__Stored entries__
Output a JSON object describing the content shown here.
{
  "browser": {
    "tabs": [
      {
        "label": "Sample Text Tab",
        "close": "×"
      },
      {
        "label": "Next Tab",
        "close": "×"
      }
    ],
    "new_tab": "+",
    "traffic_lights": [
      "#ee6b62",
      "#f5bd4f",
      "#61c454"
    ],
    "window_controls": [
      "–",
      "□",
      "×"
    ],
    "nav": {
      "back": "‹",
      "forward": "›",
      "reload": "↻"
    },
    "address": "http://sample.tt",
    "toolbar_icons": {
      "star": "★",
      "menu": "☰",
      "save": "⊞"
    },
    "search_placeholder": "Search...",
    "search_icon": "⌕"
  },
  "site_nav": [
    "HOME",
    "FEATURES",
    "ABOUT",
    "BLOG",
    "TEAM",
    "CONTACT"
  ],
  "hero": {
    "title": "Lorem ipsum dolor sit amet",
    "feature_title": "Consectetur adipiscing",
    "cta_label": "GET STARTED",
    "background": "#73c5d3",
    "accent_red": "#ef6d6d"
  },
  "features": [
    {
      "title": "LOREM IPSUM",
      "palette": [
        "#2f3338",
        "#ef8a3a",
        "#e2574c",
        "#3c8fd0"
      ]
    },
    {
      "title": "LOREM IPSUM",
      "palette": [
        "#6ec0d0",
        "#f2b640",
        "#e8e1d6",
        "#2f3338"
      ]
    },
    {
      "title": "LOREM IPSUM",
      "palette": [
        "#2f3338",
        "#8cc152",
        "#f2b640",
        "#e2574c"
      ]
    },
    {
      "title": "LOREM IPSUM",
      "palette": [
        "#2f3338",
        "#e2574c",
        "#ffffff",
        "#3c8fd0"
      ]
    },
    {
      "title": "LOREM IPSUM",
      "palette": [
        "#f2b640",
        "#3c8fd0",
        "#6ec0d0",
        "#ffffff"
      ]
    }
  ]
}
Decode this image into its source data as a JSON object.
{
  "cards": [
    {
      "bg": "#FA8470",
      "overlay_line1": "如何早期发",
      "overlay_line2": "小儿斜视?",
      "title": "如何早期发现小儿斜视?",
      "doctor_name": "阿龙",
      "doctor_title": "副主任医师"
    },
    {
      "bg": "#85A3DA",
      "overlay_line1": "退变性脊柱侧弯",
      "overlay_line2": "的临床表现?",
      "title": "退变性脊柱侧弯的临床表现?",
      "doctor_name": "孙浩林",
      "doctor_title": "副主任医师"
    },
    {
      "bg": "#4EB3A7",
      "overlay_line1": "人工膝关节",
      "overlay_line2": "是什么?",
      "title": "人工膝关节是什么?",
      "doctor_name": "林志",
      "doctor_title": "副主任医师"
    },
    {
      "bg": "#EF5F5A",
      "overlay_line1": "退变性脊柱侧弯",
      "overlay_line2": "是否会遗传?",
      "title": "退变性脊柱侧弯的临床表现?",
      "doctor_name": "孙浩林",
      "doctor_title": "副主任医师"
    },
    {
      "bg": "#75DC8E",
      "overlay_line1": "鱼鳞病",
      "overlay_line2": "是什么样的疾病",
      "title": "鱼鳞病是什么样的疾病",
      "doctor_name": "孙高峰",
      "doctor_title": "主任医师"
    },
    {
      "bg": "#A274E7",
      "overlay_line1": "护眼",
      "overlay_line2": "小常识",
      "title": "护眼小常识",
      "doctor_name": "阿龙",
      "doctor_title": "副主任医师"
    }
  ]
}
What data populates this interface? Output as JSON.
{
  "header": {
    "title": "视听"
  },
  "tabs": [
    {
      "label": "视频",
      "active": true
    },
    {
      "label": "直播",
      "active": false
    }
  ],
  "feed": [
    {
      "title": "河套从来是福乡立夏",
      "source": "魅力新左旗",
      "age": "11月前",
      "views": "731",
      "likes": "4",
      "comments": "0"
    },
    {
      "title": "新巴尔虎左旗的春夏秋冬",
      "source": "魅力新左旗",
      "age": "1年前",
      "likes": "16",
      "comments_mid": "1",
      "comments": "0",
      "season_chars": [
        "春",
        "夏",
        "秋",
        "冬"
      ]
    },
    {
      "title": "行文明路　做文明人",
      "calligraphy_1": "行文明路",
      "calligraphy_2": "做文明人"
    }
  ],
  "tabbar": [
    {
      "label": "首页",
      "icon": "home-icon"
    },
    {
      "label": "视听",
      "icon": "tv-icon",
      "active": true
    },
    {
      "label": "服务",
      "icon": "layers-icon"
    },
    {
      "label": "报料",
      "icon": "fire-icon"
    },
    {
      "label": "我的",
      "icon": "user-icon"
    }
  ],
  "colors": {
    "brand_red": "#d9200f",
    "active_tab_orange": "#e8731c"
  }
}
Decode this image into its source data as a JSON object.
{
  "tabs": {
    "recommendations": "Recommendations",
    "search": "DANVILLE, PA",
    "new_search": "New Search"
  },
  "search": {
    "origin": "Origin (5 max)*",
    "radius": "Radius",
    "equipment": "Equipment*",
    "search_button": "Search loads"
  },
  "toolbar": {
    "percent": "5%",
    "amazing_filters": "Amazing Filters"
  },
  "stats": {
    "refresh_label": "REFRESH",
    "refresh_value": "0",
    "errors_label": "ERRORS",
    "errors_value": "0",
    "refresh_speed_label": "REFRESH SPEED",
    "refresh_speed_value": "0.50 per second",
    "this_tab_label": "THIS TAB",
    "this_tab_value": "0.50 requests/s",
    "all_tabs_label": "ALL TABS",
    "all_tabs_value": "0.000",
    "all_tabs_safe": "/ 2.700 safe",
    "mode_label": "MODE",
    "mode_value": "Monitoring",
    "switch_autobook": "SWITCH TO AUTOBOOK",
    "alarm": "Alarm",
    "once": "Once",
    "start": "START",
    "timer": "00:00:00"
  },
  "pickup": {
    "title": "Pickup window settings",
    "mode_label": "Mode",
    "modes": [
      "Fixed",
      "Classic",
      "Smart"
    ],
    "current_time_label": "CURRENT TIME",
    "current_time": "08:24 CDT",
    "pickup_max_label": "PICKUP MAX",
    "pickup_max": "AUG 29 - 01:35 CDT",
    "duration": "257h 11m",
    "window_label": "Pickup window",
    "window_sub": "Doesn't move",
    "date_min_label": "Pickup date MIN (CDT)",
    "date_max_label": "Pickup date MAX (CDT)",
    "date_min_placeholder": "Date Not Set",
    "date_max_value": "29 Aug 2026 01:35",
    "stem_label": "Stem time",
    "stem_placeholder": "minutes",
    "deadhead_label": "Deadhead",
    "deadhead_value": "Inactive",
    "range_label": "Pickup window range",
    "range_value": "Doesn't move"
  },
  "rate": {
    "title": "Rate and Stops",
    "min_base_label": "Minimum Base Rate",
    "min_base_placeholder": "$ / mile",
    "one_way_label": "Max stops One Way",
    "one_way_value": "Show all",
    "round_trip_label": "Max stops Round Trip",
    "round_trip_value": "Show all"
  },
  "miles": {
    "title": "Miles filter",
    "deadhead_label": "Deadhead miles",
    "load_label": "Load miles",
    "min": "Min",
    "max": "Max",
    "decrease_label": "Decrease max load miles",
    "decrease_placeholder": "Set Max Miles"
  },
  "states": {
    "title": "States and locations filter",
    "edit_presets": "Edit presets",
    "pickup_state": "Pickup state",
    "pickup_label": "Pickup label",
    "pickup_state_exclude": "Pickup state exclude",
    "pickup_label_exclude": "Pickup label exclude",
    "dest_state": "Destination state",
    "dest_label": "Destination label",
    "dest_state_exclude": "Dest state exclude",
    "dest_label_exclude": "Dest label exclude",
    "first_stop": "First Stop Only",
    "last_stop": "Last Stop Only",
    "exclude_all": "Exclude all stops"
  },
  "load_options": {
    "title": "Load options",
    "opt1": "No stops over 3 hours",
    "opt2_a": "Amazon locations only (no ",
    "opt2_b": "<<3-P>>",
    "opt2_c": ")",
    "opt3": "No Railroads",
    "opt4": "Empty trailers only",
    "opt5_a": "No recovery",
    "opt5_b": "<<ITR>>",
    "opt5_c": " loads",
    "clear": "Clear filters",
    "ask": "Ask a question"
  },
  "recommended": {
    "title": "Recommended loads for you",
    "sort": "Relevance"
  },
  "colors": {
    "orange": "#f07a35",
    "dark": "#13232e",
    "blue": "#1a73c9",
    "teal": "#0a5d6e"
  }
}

__To be done__
Gather every line from the listing above in which the word "loads" appears.

__Solution to the exercise__
    "search_button": "Search loads"
    "opt5_c": " loads",
    "title": "Recommended loads for you",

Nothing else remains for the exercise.